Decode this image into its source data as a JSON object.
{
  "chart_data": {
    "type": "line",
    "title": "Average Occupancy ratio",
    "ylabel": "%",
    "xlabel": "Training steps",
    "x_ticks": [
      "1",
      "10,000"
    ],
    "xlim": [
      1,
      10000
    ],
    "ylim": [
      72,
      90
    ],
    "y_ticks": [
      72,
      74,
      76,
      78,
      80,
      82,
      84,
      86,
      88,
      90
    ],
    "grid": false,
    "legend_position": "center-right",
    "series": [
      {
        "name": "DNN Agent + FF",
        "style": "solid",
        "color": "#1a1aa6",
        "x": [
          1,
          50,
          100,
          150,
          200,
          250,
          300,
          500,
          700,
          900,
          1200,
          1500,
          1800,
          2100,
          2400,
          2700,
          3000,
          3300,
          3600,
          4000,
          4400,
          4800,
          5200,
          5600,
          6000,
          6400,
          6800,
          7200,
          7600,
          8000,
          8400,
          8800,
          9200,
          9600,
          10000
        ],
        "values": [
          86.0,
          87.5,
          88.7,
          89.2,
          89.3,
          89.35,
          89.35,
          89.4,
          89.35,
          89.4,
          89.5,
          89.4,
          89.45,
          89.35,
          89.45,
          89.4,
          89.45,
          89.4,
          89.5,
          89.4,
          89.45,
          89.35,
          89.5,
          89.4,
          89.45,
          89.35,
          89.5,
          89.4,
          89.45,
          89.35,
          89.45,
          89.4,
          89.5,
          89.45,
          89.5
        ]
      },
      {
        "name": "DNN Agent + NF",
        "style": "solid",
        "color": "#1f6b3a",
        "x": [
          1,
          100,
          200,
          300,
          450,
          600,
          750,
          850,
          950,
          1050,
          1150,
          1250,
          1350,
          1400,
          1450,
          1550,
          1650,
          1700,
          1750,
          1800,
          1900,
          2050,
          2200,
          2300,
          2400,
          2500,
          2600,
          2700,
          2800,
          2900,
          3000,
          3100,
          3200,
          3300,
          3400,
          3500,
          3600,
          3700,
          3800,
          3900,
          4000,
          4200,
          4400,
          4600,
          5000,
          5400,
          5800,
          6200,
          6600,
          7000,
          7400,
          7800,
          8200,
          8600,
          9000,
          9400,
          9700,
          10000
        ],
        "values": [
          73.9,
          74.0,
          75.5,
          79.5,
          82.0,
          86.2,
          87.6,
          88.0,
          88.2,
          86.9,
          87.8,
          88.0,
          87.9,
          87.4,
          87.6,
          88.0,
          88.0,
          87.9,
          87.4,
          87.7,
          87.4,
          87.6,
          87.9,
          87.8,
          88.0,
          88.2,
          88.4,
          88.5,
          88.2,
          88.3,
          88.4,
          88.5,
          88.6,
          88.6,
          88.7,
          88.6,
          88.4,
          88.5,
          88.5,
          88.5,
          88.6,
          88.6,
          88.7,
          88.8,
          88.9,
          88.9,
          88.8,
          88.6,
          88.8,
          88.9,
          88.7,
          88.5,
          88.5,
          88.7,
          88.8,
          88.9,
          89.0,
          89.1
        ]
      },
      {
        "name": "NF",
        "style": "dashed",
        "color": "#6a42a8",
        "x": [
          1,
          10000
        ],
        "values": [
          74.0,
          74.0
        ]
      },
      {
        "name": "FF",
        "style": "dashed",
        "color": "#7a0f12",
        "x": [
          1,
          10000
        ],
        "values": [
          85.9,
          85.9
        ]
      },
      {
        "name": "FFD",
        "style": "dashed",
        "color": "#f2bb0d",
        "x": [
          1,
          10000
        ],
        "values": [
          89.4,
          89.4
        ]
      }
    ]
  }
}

**STATED GOAL**
Each record must be repeated exactly as it is.

**ANSWER BELOW**
Decode this image into its source data as a JSON object.
{
  "chart_data": {
    "type": "line",
    "title": "Average Occupancy ratio",
    "ylabel": "%",
    "xlabel": "Training steps",
    "x_ticks": [
      "1",
      "10,000"
    ],
    "xlim": [
      1,
      10000
    ],
    "ylim": [
      72,
      90
    ],
    "y_ticks": [
      72,
      74,
      76,
      78,
      80,
      82,
      84,
      86,
      88,
      90
    ],
    "grid": false,
    "legend_position": "center-right",
    "series": [
      {
        "name": "DNN Agent + FF",
        "style": "solid",
        "color": "#1a1aa6",
        "x": [
          1,
          50,
          100,
          150,
          200,
          250,
          300,
          500,
          700,
          900,
          1200,
          1500,
          1800,
          2100,
          2400,
          2700,
          3000,
          3300,
          3600,
          4000,
          4400,
          4800,
          5200,
          5600,
          6000,
          6400,
          6800,
          7200,
          7600,
          8000,
          8400,
          8800,
          9200,
          9600,
          10000
        ],
        "values": [
          86.0,
          87.5,
          88.7,
          89.2,
          89.3,
          89.35,
          89.35,
          89.4,
          89.35,
          89.4,
          89.5,
          89.4,
          89.45,
          89.35,
          89.45,
          89.4,
          89.45,
          89.4,
          89.5,
          89.4,
          89.45,
          89.35,
          89.5,
          89.4,
          89.45,
          89.35,
          89.5,
          89.4,
          89.45,
          89.35,
          89.45,
          89.4,
          89.5,
          89.45,
          89.5
        ]
      },
      {
        "name": "DNN Agent + NF",
        "style": "solid",
        "color": "#1f6b3a",
        "x": [
          1,
          100,
          200,
          300,
          450,
          600,
          750,
          850,
          950,
          1050,
          1150,
          1250,
          1350,
          1400,
          1450,
          1550,
          1650,
          1700,
          1750,
          1800,
          1900,
          2050,
          2200,
          2300,
          2400,
          2500,
          2600,
          2700,
          2800,
          2900,
          3000,
          3100,
          3200,
          3300,
          3400,
          3500,
          3600,
          3700,
          3800,
          3900,
          4000,
          4200,
          4400,
          4600,
          5000,
          5400,
          5800,
          6200,
          6600,
          7000,
          7400,
          7800,
          8200,
          8600,
          9000,
          9400,
          9700,
          10000
        ],
        "values": [
          73.9,
          74.0,
          75.5,
          79.5,
          82.0,
          86.2,
          87.6,
          88.0,
          88.2,
          86.9,
          87.8,
          88.0,
          87.9,
          87.4,
          87.6,
          88.0,
          88.0,
          87.9,
          87.4,
          87.7,
          87.4,
          87.6,
          87.9,
          87.8,
          88.0,
          88.2,
          88.4,
          88.5,
          88.2,
          88.3,
          88.4,
          88.5,
          88.6,
          88.6,
          88.7,
          88.6,
          88.4,
          88.5,
          88.5,
          88.5,
          88.6,
          88.6,
          88.7,
          88.8,
          88.9,
          88.9,
          88.8,
          88.6,
          88.8,
          88.9,
          88.7,
          88.5,
          88.5,
          88.7,
          88.8,
          88.9,
          89.0,
          89.1
        ]
      },
      {
        "name": "NF",
        "style": "dashed",
        "color": "#6a42a8",
        "x": [
          1,
          10000
        ],
        "values": [
          74.0,
          74.0
        ]
      },
      {
        "name": "FF",
        "style": "dashed",
        "color": "#7a0f12",
        "x": [
          1,
          10000
        ],
        "values": [
          85.9,
          85.9
        ]
      },
      {
        "name": "FFD",
        "style": "dashed",
        "color": "#f2bb0d",
        "x": [
          1,
          10000
        ],
        "values": [
          89.4,
          89.4
        ]
      }
    ]
  }
}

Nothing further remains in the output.